◆ TASK TO COMPLETE
Summarize the text on camel domestication in the age of the patriarchs in two sentences.

Therefore in conclusion, the evidence for the domestication of camels during the time of the patriarchs is clear and compelling. That said, it is fair to say that there is certainly more evidence of domesticated camels in the post patriarch times than from the pre-patriarch era. However, that merely proves that camel as a means of transportation was more common, popular and widespread in later times. Although, I should note that while the Bible mentions camels were used for transportation, the texts also suggest that the donkey was still the most favored means of transportation for the patriarchs. Once more, as demonstrated there is ample external evidence which also supports the Biblical record that while camels were not widely used until later, they were still known and domesticated during this time. For anyone claiming the absence of domesticated camels during the Biblical patriarch age, they must deny a wealth of supporting evidence to the contrary – evidence that includes figurines, models, seals, burials and ancient texts. As stated in previous posts, people who want to believe something contrary to any evidence that detracts from the validity of their position will likely not be convinced by anything. However, for those of us with an open mind, there is more than enough sufficient evidence that we can say there is no conflict or issue concerning references to domesticated camels in the Genesis account of the patriarchs. But enough already, I think I have bloviated on this topic long enough.
Thank you for reading. I hope some may have found this post insightful.

◆ DATASET ENTRIES
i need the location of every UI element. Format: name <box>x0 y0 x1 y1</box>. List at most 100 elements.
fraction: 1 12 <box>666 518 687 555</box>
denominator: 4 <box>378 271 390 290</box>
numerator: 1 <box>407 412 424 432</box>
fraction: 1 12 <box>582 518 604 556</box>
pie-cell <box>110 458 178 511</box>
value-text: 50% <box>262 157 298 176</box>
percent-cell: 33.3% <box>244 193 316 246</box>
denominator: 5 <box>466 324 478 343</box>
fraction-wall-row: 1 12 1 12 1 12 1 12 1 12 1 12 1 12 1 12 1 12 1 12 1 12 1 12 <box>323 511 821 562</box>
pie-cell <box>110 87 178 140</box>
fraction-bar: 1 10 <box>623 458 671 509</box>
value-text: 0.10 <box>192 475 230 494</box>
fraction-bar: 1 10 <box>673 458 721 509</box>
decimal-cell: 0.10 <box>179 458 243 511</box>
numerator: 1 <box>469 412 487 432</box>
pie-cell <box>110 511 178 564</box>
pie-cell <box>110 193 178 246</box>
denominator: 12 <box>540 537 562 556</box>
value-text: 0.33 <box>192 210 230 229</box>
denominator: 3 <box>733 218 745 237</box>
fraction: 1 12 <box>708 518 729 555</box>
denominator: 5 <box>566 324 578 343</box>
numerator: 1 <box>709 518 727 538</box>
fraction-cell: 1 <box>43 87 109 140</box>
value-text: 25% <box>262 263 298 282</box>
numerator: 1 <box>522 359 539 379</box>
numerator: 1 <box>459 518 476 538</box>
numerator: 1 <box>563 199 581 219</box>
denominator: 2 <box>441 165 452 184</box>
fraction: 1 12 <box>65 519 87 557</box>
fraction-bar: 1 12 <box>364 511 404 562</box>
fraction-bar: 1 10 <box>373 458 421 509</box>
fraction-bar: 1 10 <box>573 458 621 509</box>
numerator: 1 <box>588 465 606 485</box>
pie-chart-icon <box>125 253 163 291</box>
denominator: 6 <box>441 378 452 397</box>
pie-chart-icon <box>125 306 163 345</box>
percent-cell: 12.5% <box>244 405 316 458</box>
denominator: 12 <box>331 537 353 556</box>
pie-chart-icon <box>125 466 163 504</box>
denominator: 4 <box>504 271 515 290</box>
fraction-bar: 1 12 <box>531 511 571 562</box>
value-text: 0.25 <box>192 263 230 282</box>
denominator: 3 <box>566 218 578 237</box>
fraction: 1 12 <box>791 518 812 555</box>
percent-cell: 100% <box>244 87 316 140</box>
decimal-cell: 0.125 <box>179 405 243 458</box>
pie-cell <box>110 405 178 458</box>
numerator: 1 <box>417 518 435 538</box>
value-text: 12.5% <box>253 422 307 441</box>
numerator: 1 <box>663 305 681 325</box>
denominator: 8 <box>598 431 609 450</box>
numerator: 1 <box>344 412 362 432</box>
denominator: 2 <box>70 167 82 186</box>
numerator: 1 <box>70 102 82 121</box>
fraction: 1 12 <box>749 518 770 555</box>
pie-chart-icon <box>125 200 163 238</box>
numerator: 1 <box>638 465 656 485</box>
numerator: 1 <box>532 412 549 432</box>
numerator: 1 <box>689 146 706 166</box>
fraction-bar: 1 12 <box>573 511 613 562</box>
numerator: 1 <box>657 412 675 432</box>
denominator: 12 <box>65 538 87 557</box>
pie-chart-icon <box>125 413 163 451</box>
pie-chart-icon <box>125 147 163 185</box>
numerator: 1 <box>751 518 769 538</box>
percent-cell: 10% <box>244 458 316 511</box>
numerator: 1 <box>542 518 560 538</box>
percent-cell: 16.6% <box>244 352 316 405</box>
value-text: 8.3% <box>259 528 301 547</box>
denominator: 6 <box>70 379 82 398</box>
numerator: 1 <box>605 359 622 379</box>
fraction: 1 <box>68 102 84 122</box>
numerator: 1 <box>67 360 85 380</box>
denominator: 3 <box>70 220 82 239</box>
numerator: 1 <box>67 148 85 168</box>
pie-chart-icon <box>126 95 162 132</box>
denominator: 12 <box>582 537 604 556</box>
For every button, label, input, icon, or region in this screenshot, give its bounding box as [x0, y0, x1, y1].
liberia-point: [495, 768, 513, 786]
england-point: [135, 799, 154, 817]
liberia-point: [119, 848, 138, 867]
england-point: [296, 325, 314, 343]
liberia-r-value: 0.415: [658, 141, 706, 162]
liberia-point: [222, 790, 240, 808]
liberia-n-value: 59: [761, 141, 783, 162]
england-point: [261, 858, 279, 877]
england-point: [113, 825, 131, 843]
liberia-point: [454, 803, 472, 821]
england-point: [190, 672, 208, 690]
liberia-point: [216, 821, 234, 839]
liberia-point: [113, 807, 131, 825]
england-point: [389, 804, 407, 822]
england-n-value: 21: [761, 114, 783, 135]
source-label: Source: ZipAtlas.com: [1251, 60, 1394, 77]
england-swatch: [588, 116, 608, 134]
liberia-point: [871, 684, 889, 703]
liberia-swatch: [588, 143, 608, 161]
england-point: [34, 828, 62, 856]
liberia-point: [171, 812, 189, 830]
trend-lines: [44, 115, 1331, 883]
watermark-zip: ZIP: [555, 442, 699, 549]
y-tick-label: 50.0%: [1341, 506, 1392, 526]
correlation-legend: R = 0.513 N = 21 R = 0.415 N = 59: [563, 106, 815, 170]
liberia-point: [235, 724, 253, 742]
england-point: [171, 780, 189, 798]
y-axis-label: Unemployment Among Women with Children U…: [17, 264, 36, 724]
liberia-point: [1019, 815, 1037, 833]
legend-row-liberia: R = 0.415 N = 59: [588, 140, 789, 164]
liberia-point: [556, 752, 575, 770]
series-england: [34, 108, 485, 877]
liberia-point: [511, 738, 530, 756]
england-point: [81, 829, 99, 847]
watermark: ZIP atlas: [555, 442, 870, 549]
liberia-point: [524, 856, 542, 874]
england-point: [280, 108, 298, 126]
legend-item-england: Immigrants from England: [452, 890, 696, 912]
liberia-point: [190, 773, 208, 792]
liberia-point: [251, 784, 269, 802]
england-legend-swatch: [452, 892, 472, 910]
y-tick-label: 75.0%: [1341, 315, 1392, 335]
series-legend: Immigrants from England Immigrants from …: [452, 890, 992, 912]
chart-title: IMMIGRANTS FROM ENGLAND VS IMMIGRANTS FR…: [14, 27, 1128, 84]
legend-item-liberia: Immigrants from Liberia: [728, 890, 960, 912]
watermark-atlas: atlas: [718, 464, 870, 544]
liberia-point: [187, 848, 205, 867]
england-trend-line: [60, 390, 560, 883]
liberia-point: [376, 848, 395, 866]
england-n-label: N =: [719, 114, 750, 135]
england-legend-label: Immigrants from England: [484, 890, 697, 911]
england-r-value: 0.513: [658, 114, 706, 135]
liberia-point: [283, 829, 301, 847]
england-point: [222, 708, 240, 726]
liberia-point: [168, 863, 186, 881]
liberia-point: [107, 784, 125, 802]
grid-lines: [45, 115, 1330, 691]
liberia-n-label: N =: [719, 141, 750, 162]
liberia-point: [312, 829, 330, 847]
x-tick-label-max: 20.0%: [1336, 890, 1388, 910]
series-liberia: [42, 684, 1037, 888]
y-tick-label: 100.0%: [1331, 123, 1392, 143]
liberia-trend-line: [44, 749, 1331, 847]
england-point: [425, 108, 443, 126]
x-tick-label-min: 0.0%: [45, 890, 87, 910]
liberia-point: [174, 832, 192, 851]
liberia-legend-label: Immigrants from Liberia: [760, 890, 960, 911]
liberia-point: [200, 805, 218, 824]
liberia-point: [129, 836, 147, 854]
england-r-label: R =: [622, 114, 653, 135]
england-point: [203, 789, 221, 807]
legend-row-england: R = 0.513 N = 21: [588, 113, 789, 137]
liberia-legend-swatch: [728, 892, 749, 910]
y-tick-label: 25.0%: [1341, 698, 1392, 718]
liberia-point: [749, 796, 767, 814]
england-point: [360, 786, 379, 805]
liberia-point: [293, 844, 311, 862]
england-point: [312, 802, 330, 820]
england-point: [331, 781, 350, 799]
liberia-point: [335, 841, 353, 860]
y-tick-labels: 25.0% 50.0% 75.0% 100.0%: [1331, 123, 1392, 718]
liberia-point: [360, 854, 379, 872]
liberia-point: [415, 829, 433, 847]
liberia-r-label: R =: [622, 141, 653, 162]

◆ ANSWER TO THIS TASK
The text concludes that camels were known and domesticated in the time of the patriarchs, though they became more common for transportation later and the donkey remained the patriarchs' favored means of travel. It argues that figurines, models, seals, burials and ancient texts support the Genesis references to domesticated camels, so anyone denying them must reject this evidence.